| EXERCISE |
Keep the pictures out of the copy and repeat the records exactly.

(Part of a data file)
+++

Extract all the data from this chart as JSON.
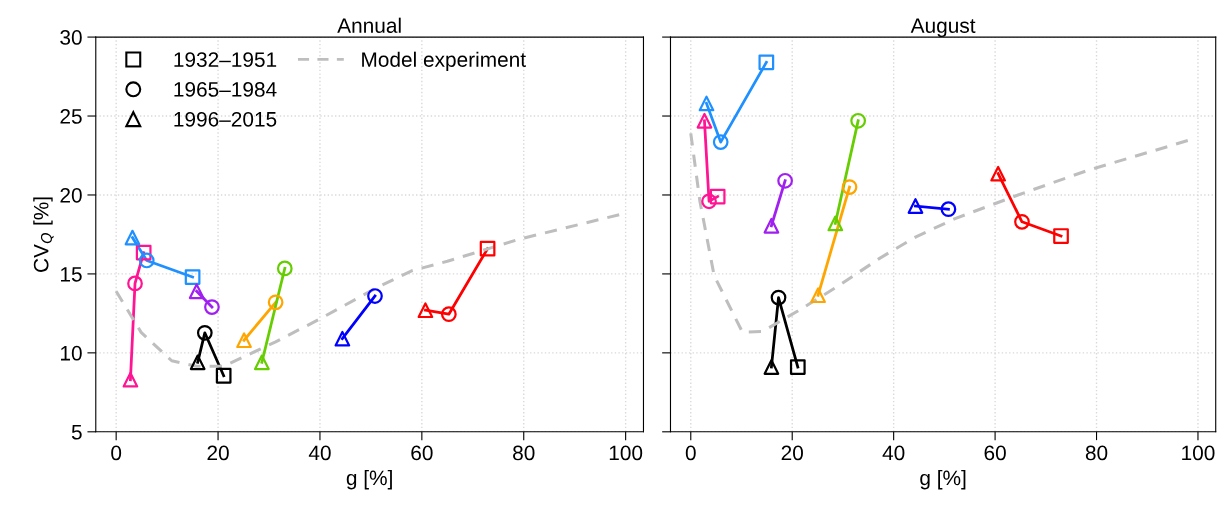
{
  "chart_data": [
    {
      "type": "line",
      "title": "Annual",
      "xlabel": "g [%]",
      "ylabel": "CV$_{Q}$ [%]",
      "xlim": [
        -4,
        103.5
      ],
      "ylim": [
        5,
        30
      ],
      "xticks": [
        0,
        20,
        40,
        60,
        80,
        100
      ],
      "yticks": [
        5,
        10,
        15,
        20,
        25,
        30
      ],
      "grid": true,
      "legend": "top left",
      "marker": "none",
      "line_style": "solid",
      "series": [
        {
          "color": "#ff1493",
          "x": [
            2.8,
            3.7,
            5.4
          ],
          "values": [
            8.3,
            14.4,
            16.35
          ]
        },
        {
          "color": "#1e90ff",
          "x": [
            3.2,
            6.0,
            15.0
          ],
          "values": [
            17.3,
            15.85,
            14.8
          ]
        },
        {
          "color": "#a020f0",
          "x": [
            15.8,
            18.8
          ],
          "values": [
            13.9,
            12.9
          ]
        },
        {
          "color": "#000000",
          "x": [
            16.0,
            17.4,
            21.1
          ],
          "values": [
            9.4,
            11.27,
            8.55
          ]
        },
        {
          "color": "#ffa500",
          "x": [
            25.1,
            31.3
          ],
          "values": [
            10.8,
            13.2
          ]
        },
        {
          "color": "#66cd00",
          "x": [
            28.6,
            33.1
          ],
          "values": [
            9.4,
            15.35
          ]
        },
        {
          "color": "#0000ff",
          "x": [
            44.4,
            50.8
          ],
          "values": [
            10.9,
            13.6
          ]
        },
        {
          "color": "#ff0000",
          "x": [
            60.7,
            65.3,
            72.9
          ],
          "values": [
            12.7,
            12.45,
            16.6
          ]
        },
        {
          "type": "scatter",
          "name": "1932–1951",
          "marker": "square",
          "color": "#000000",
          "x": [
            5.4,
            15.0,
            21.1,
            72.9
          ],
          "values": [
            16.35,
            14.8,
            8.55,
            16.6
          ],
          "colors": [
            "#ff1493",
            "#1e90ff",
            "#000000",
            "#ff0000"
          ]
        },
        {
          "type": "scatter",
          "name": "1965–1984",
          "marker": "circle",
          "color": "#000000",
          "x": [
            3.7,
            6.0,
            18.8,
            17.4,
            31.3,
            33.1,
            50.8,
            65.3
          ],
          "values": [
            14.4,
            15.85,
            12.9,
            11.27,
            13.2,
            15.35,
            13.6,
            12.45
          ],
          "colors": [
            "#ff1493",
            "#1e90ff",
            "#a020f0",
            "#000000",
            "#ffa500",
            "#66cd00",
            "#0000ff",
            "#ff0000"
          ]
        },
        {
          "type": "scatter",
          "name": "1996–2015",
          "marker": "triangle",
          "color": "#000000",
          "x": [
            2.8,
            3.2,
            15.8,
            16.0,
            25.1,
            28.6,
            44.4,
            60.7
          ],
          "values": [
            8.3,
            17.3,
            13.9,
            9.4,
            10.8,
            9.4,
            10.9,
            12.7
          ],
          "colors": [
            "#ff1493",
            "#1e90ff",
            "#a020f0",
            "#000000",
            "#ffa500",
            "#66cd00",
            "#0000ff",
            "#ff0000"
          ]
        },
        {
          "name": "Model experiment",
          "line_style": "dashed",
          "color": "#bebebe",
          "x": [
            0,
            4.9,
            10.9,
            15.8,
            21.1,
            31.3,
            39.7,
            51,
            58,
            65,
            79.1,
            100
          ],
          "values": [
            13.9,
            11.3,
            9.5,
            9.15,
            9.15,
            10.7,
            12.1,
            14.1,
            15.2,
            15.8,
            17.2,
            18.85
          ]
        }
      ]
    },
    {
      "type": "line",
      "title": "August",
      "xlabel": "g [%]",
      "xlim": [
        -4,
        103.5
      ],
      "ylim": [
        5,
        30
      ],
      "xticks": [
        0,
        20,
        40,
        60,
        80,
        100
      ],
      "yticks": [
        5,
        10,
        15,
        20,
        25,
        30
      ],
      "grid": true,
      "tick_labels": "x",
      "marker": "none",
      "line_style": "solid",
      "series": [
        {
          "color": "#ff1493",
          "x": [
            2.7,
            3.6,
            5.3
          ],
          "values": [
            24.7,
            19.6,
            19.9
          ]
        },
        {
          "color": "#1e90ff",
          "x": [
            3.1,
            5.9,
            14.9
          ],
          "values": [
            25.8,
            23.35,
            28.4
          ]
        },
        {
          "color": "#a020f0",
          "x": [
            15.9,
            18.6
          ],
          "values": [
            18.05,
            20.9
          ]
        },
        {
          "color": "#000000",
          "x": [
            15.9,
            17.3,
            21.1
          ],
          "values": [
            9.1,
            13.5,
            9.1
          ]
        },
        {
          "color": "#ffa500",
          "x": [
            25.1,
            31.3
          ],
          "values": [
            13.65,
            20.5
          ]
        },
        {
          "color": "#66cd00",
          "x": [
            28.5,
            33.0
          ],
          "values": [
            18.2,
            24.7
          ]
        },
        {
          "color": "#0000ff",
          "x": [
            44.3,
            50.8
          ],
          "values": [
            19.3,
            19.1
          ]
        },
        {
          "color": "#ff0000",
          "x": [
            60.6,
            65.3,
            73.0
          ],
          "values": [
            21.35,
            18.3,
            17.4
          ]
        },
        {
          "type": "scatter",
          "marker": "square",
          "color": "#000000",
          "x": [
            5.3,
            14.9,
            21.1,
            73.0
          ],
          "values": [
            19.9,
            28.4,
            9.1,
            17.4
          ],
          "colors": [
            "#ff1493",
            "#1e90ff",
            "#000000",
            "#ff0000"
          ]
        },
        {
          "type": "scatter",
          "marker": "circle",
          "color": "#000000",
          "x": [
            3.6,
            5.9,
            18.6,
            17.3,
            31.3,
            33.0,
            50.8,
            65.3
          ],
          "values": [
            19.6,
            23.35,
            20.9,
            13.5,
            20.5,
            24.7,
            19.1,
            18.3
          ],
          "colors": [
            "#ff1493",
            "#1e90ff",
            "#a020f0",
            "#000000",
            "#ffa500",
            "#66cd00",
            "#0000ff",
            "#ff0000"
          ]
        },
        {
          "type": "scatter",
          "marker": "triangle",
          "color": "#000000",
          "x": [
            2.7,
            3.1,
            15.9,
            15.9,
            25.1,
            28.5,
            44.3,
            60.6
          ],
          "values": [
            24.7,
            25.8,
            18.05,
            9.1,
            13.65,
            18.2,
            19.3,
            21.35
          ],
          "colors": [
            "#ff1493",
            "#1e90ff",
            "#a020f0",
            "#000000",
            "#ffa500",
            "#66cd00",
            "#0000ff",
            "#ff0000"
          ]
        },
        {
          "line_style": "dashed",
          "color": "#bebebe",
          "x": [
            0,
            1.8,
            4.6,
            10.2,
            14.1,
            21.1,
            28.9,
            37.3,
            44.4,
            52.1,
            64.1,
            78.2,
            99.6
          ],
          "values": [
            23.9,
            19.6,
            14.9,
            11.3,
            11.35,
            12.65,
            14.2,
            16.0,
            17.35,
            18.5,
            19.95,
            21.55,
            23.6
          ]
        }
      ]
    }
  ]
}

+++

| THE SOLUTION |
Extract all the data from this chart as JSON.
{
  "chart_data": [
    {
      "type": "line",
      "title": "Annual",
      "xlabel": "g [%]",
      "ylabel": "CV$_{Q}$ [%]",
      "xlim": [
        -4,
        103.5
      ],
      "ylim": [
        5,
        30
      ],
      "xticks": [
        0,
        20,
        40,
        60,
        80,
        100
      ],
      "yticks": [
        5,
        10,
        15,
        20,
        25,
        30
      ],
      "grid": true,
      "legend": "top left",
      "marker": "none",
      "line_style": "solid",
      "series": [
        {
          "color": "#ff1493",
          "x": [
            2.8,
            3.7,
            5.4
          ],
          "values": [
            8.3,
            14.4,
            16.35
          ]
        },
        {
          "color": "#1e90ff",
          "x": [
            3.2,
            6.0,
            15.0
          ],
          "values": [
            17.3,
            15.85,
            14.8
          ]
        },
        {
          "color": "#a020f0",
          "x": [
            15.8,
            18.8
          ],
          "values": [
            13.9,
            12.9
          ]
        },
        {
          "color": "#000000",
          "x": [
            16.0,
            17.4,
            21.1
          ],
          "values": [
            9.4,
            11.27,
            8.55
          ]
        },
        {
          "color": "#ffa500",
          "x": [
            25.1,
            31.3
          ],
          "values": [
            10.8,
            13.2
          ]
        },
        {
          "color": "#66cd00",
          "x": [
            28.6,
            33.1
          ],
          "values": [
            9.4,
            15.35
          ]
        },
        {
          "color": "#0000ff",
          "x": [
            44.4,
            50.8
          ],
          "values": [
            10.9,
            13.6
          ]
        },
        {
          "color": "#ff0000",
          "x": [
            60.7,
            65.3,
            72.9
          ],
          "values": [
            12.7,
            12.45,
            16.6
          ]
        },
        {
          "type": "scatter",
          "name": "1932–1951",
          "marker": "square",
          "color": "#000000",
          "x": [
            5.4,
            15.0,
            21.1,
            72.9
          ],
          "values": [
            16.35,
            14.8,
            8.55,
            16.6
          ],
          "colors": [
            "#ff1493",
            "#1e90ff",
            "#000000",
            "#ff0000"
          ]
        },
        {
          "type": "scatter",
          "name": "1965–1984",
          "marker": "circle",
          "color": "#000000",
          "x": [
            3.7,
            6.0,
            18.8,
            17.4,
            31.3,
            33.1,
            50.8,
            65.3
          ],
          "values": [
            14.4,
            15.85,
            12.9,
            11.27,
            13.2,
            15.35,
            13.6,
            12.45
          ],
          "colors": [
            "#ff1493",
            "#1e90ff",
            "#a020f0",
            "#000000",
            "#ffa500",
            "#66cd00",
            "#0000ff",
            "#ff0000"
          ]
        },
        {
          "type": "scatter",
          "name": "1996–2015",
          "marker": "triangle",
          "color": "#000000",
          "x": [
            2.8,
            3.2,
            15.8,
            16.0,
            25.1,
            28.6,
            44.4,
            60.7
          ],
          "values": [
            8.3,
            17.3,
            13.9,
            9.4,
            10.8,
            9.4,
            10.9,
            12.7
          ],
          "colors": [
            "#ff1493",
            "#1e90ff",
            "#a020f0",
            "#000000",
            "#ffa500",
            "#66cd00",
            "#0000ff",
            "#ff0000"
          ]
        },
        {
          "name": "Model experiment",
          "line_style": "dashed",
          "color": "#bebebe",
          "x": [
            0,
            4.9,
            10.9,
            15.8,
            21.1,
            31.3,
            39.7,
            51,
            58,
            65,
            79.1,
            100
          ],
          "values": [
            13.9,
            11.3,
            9.5,
            9.15,
            9.15,
            10.7,
            12.1,
            14.1,
            15.2,
            15.8,
            17.2,
            18.85
          ]
        }
      ]
    },
    {
      "type": "line",
      "title": "August",
      "xlabel": "g [%]",
      "xlim": [
        -4,
        103.5
      ],
      "ylim": [
        5,
        30
      ],
      "xticks": [
        0,
        20,
        40,
        60,
        80,
        100
      ],
      "yticks": [
        5,
        10,
        15,
        20,
        25,
        30
      ],
      "grid": true,
      "tick_labels": "x",
      "marker": "none",
      "line_style": "solid",
      "series": [
        {
          "color": "#ff1493",
          "x": [
            2.7,
            3.6,
            5.3
          ],
          "values": [
            24.7,
            19.6,
            19.9
          ]
        },
        {
          "color": "#1e90ff",
          "x": [
            3.1,
            5.9,
            14.9
          ],
          "values": [
            25.8,
            23.35,
            28.4
          ]
        },
        {
          "color": "#a020f0",
          "x": [
            15.9,
            18.6
          ],
          "values": [
            18.05,
            20.9
          ]
        },
        {
          "color": "#000000",
          "x": [
            15.9,
            17.3,
            21.1
          ],
          "values": [
            9.1,
            13.5,
            9.1
          ]
        },
        {
          "color": "#ffa500",
          "x": [
            25.1,
            31.3
          ],
          "values": [
            13.65,
            20.5
          ]
        },
        {
          "color": "#66cd00",
          "x": [
            28.5,
            33.0
          ],
          "values": [
            18.2,
            24.7
          ]
        },
        {
          "color": "#0000ff",
          "x": [
            44.3,
            50.8
          ],
          "values": [
            19.3,
            19.1
          ]
        },
        {
          "color": "#ff0000",
          "x": [
            60.6,
            65.3,
            73.0
          ],
          "values": [
            21.35,
            18.3,
            17.4
          ]
        },
        {
          "type": "scatter",
          "marker": "square",
          "color": "#000000",
          "x": [
            5.3,
            14.9,
            21.1,
            73.0
          ],
          "values": [
            19.9,
            28.4,
            9.1,
            17.4
          ],
          "colors": [
            "#ff1493",
            "#1e90ff",
            "#000000",
            "#ff0000"
          ]
        },
        {
          "type": "scatter",
          "marker": "circle",
          "color": "#000000",
          "x": [
            3.6,
            5.9,
            18.6,
            17.3,
            31.3,
            33.0,
            50.8,
            65.3
          ],
          "values": [
            19.6,
            23.35,
            20.9,
            13.5,
            20.5,
            24.7,
            19.1,
            18.3
          ],
          "colors": [
            "#ff1493",
            "#1e90ff",
            "#a020f0",
            "#000000",
            "#ffa500",
            "#66cd00",
            "#0000ff",
            "#ff0000"
          ]
        },
        {
          "type": "scatter",
          "marker": "triangle",
          "color": "#000000",
          "x": [
            2.7,
            3.1,
            15.9,
            15.9,
            25.1,
            28.5,
            44.3,
            60.6
          ],
          "values": [
            24.7,
            25.8,
            18.05,
            9.1,
            13.65,
            18.2,
            19.3,
            21.35
          ],
          "colors": [
            "#ff1493",
            "#1e90ff",
            "#a020f0",
            "#000000",
            "#ffa500",
            "#66cd00",
            "#0000ff",
            "#ff0000"
          ]
        },
        {
          "line_style": "dashed",
          "color": "#bebebe",
          "x": [
            0,
            1.8,
            4.6,
            10.2,
            14.1,
            21.1,
            28.9,
            37.3,
            44.4,
            52.1,
            64.1,
            78.2,
            99.6
          ],
          "values": [
            23.9,
            19.6,
            14.9,
            11.3,
            11.35,
            12.65,
            14.2,
            16.0,
            17.35,
            18.5,
            19.95,
            21.55,
            23.6
          ]
        }
      ]
    }
  ]
}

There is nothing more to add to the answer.